▸ LISTED ENTRIES
--------------------------------
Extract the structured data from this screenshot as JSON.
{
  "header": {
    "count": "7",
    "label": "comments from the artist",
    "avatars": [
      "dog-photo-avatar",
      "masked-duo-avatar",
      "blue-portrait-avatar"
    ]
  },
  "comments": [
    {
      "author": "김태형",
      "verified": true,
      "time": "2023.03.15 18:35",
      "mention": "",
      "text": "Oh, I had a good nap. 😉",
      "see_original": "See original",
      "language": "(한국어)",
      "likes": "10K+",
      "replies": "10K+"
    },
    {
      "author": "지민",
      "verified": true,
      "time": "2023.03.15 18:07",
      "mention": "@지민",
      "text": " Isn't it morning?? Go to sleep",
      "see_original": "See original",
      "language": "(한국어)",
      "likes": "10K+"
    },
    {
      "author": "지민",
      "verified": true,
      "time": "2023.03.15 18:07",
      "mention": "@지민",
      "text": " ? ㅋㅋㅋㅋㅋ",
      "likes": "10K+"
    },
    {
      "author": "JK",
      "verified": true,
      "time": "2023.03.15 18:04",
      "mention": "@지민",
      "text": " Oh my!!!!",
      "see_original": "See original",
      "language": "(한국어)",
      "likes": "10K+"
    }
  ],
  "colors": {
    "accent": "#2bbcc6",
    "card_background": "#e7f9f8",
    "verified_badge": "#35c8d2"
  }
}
--------------------------------
Pull out each line of the entries that contains "author".

      "author": "김태형",
      "author": "지민",
      "author": "지민",
      "author": "JK",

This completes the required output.